**Data for this exercise:**
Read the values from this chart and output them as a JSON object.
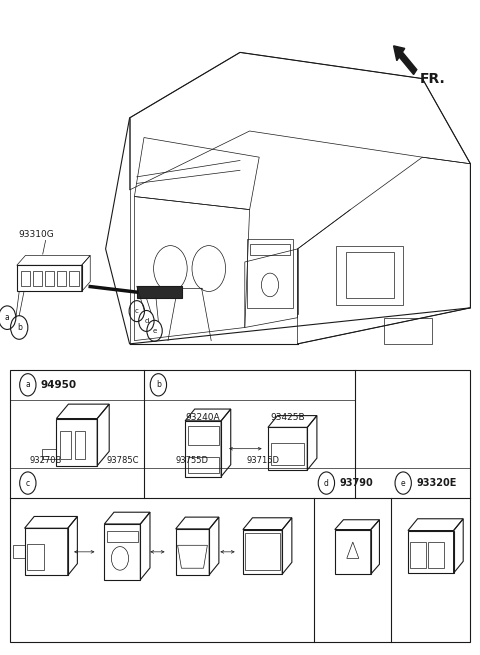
{
  "bg_color": "#ffffff",
  "line_color": "#1a1a1a",
  "fr_label": "FR.",
  "part_label": "93310G",
  "section_a_part": "94950",
  "section_b_parts": [
    "93240A",
    "93425B"
  ],
  "section_c_parts": [
    "93270B",
    "93785C",
    "93755D",
    "93715D"
  ],
  "section_d_part": "93790",
  "section_e_part": "93320E",
  "fig_width": 4.8,
  "fig_height": 6.55,
  "dpi": 100
}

**Stated goal:** Your task is to transcribe all of the records precisely, with no images included.

**Correct response:**
Read the values from this chart and output them as a JSON object.
{
  "bg_color": "#ffffff",
  "line_color": "#1a1a1a",
  "fr_label": "FR.",
  "part_label": "93310G",
  "section_a_part": "94950",
  "section_b_parts": [
    "93240A",
    "93425B"
  ],
  "section_c_parts": [
    "93270B",
    "93785C",
    "93755D",
    "93715D"
  ],
  "section_d_part": "93790",
  "section_e_part": "93320E",
  "fig_width": 4.8,
  "fig_height": 6.55,
  "dpi": 100
}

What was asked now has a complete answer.